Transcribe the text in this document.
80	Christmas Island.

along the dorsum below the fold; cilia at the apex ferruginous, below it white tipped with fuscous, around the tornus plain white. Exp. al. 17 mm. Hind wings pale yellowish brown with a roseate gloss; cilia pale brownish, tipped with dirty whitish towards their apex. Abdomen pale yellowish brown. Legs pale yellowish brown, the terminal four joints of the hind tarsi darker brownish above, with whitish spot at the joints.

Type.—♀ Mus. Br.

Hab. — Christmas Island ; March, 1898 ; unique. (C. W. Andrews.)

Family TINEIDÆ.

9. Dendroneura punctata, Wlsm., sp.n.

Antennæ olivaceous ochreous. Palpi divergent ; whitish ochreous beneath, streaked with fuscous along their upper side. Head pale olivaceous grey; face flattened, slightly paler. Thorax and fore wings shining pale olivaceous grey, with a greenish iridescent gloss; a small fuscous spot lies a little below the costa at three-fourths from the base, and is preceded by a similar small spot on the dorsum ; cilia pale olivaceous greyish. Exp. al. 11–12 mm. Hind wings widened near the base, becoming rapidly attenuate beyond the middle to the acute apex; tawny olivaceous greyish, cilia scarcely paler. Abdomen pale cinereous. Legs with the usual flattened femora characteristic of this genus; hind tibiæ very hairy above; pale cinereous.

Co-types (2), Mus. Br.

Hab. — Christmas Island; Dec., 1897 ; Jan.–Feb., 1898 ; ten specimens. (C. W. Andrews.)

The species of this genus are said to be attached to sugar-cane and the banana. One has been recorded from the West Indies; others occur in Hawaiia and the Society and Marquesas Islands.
┄┄┄┄┄┄
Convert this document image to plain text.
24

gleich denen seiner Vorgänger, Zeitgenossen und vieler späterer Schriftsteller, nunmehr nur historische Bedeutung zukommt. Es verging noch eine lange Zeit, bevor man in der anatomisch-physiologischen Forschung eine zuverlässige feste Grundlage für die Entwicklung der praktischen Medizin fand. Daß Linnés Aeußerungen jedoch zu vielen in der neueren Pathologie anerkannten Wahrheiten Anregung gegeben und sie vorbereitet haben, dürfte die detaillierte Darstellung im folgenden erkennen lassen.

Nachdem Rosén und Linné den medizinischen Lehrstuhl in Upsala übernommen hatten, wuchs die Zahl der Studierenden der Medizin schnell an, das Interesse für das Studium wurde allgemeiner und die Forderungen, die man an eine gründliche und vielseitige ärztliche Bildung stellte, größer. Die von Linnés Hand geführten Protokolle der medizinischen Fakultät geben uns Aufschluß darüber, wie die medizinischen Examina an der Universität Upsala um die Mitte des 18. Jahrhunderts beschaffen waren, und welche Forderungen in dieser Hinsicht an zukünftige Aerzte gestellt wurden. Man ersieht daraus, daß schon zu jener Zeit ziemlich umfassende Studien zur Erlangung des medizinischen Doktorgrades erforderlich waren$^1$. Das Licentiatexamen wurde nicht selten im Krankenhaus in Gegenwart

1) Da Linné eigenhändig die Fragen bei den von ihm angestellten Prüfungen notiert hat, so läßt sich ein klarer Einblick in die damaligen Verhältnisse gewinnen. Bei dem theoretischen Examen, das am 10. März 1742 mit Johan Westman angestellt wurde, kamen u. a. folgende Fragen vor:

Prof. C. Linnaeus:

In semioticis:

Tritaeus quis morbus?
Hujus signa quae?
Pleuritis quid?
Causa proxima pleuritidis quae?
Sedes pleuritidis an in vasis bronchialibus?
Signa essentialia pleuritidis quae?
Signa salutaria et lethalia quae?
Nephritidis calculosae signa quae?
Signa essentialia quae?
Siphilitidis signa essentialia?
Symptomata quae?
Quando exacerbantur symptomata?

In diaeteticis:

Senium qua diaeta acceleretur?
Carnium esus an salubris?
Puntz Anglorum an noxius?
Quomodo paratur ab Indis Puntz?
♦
┄┄┄┄┄┄
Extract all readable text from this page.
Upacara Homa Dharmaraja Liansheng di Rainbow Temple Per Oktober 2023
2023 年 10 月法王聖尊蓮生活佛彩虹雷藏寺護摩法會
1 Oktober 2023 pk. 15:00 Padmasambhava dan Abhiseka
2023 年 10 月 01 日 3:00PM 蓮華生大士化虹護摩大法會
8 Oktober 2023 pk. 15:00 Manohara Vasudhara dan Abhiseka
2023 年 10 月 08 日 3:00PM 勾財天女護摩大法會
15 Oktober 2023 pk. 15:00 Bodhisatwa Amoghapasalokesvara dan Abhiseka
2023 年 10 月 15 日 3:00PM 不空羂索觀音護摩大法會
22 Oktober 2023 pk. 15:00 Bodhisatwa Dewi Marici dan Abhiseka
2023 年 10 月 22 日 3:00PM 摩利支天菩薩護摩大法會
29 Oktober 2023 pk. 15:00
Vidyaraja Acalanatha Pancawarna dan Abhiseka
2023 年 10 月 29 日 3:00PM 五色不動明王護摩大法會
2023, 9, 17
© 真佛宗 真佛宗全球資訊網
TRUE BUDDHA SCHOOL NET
┄┄┄┄┄┄
**Goal:** Scan the listing above for the word "along" and show each line where it is found.

**Response for this exercise:**
along the dorsum below the fold; cilia at the apex ferruginous, below it white tipped with fuscous, around the tornus plain white. Exp. al. 17 mm. Hind wings pale yellowish brown with a roseate gloss; cilia pale brownish, tipped with dirty whitish towards their apex. Abdomen pale yellowish brown. Legs pale yellowish brown, the terminal four joints of the hind tarsi darker brownish above, with whitish spot at the joints.
Antennæ olivaceous ochreous. Palpi divergent ; whitish ochreous beneath, streaked with fuscous along their upper side. Head pale olivaceous grey; face flattened, slightly paler. Thorax and fore wings shining pale olivaceous grey, with a greenish iridescent gloss; a small fuscous spot lies a little below the costa at three-fourths from the base, and is preceded by a similar small spot on the dorsum ; cilia pale olivaceous greyish. Exp. al. 11–12 mm. Hind wings widened near the base, becoming rapidly attenuate beyond the middle to the acute apex; tawny olivaceous greyish, cilia scarcely paler. Abdomen pale cinereous. Legs with the usual flattened femora characteristic of this genus; hind tibiæ very hairy above; pale cinereous.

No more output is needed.